→ Work required
Write the data out again, exactly as given.

|---|

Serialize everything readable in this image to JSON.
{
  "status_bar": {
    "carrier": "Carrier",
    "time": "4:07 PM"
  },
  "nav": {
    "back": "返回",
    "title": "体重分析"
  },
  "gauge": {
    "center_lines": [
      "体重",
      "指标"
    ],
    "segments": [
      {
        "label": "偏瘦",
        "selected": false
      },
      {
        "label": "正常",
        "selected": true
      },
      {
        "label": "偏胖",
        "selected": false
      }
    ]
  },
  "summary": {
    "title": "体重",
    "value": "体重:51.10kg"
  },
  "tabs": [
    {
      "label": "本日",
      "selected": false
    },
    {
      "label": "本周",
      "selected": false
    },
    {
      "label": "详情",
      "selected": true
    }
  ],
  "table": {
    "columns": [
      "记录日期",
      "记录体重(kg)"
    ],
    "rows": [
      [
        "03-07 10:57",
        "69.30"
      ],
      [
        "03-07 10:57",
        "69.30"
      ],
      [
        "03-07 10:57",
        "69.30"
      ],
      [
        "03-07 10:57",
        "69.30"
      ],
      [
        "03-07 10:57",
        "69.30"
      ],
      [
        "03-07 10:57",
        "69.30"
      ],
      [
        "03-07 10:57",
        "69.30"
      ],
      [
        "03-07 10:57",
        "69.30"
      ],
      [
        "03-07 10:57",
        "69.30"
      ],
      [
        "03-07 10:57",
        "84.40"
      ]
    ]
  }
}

|---|

→ Task result
Serialize everything readable in this image to JSON.
{
  "status_bar": {
    "carrier": "Carrier",
    "time": "4:07 PM"
  },
  "nav": {
    "back": "返回",
    "title": "体重分析"
  },
  "gauge": {
    "center_lines": [
      "体重",
      "指标"
    ],
    "segments": [
      {
        "label": "偏瘦",
        "selected": false
      },
      {
        "label": "正常",
        "selected": true
      },
      {
        "label": "偏胖",
        "selected": false
      }
    ]
  },
  "summary": {
    "title": "体重",
    "value": "体重:51.10kg"
  },
  "tabs": [
    {
      "label": "本日",
      "selected": false
    },
    {
      "label": "本周",
      "selected": false
    },
    {
      "label": "详情",
      "selected": true
    }
  ],
  "table": {
    "columns": [
      "记录日期",
      "记录体重(kg)"
    ],
    "rows": [
      [
        "03-07 10:57",
        "69.30"
      ],
      [
        "03-07 10:57",
        "69.30"
      ],
      [
        "03-07 10:57",
        "69.30"
      ],
      [
        "03-07 10:57",
        "69.30"
      ],
      [
        "03-07 10:57",
        "69.30"
      ],
      [
        "03-07 10:57",
        "69.30"
      ],
      [
        "03-07 10:57",
        "69.30"
      ],
      [
        "03-07 10:57",
        "69.30"
      ],
      [
        "03-07 10:57",
        "69.30"
      ],
      [
        "03-07 10:57",
        "84.40"
      ]
    ]
  }
}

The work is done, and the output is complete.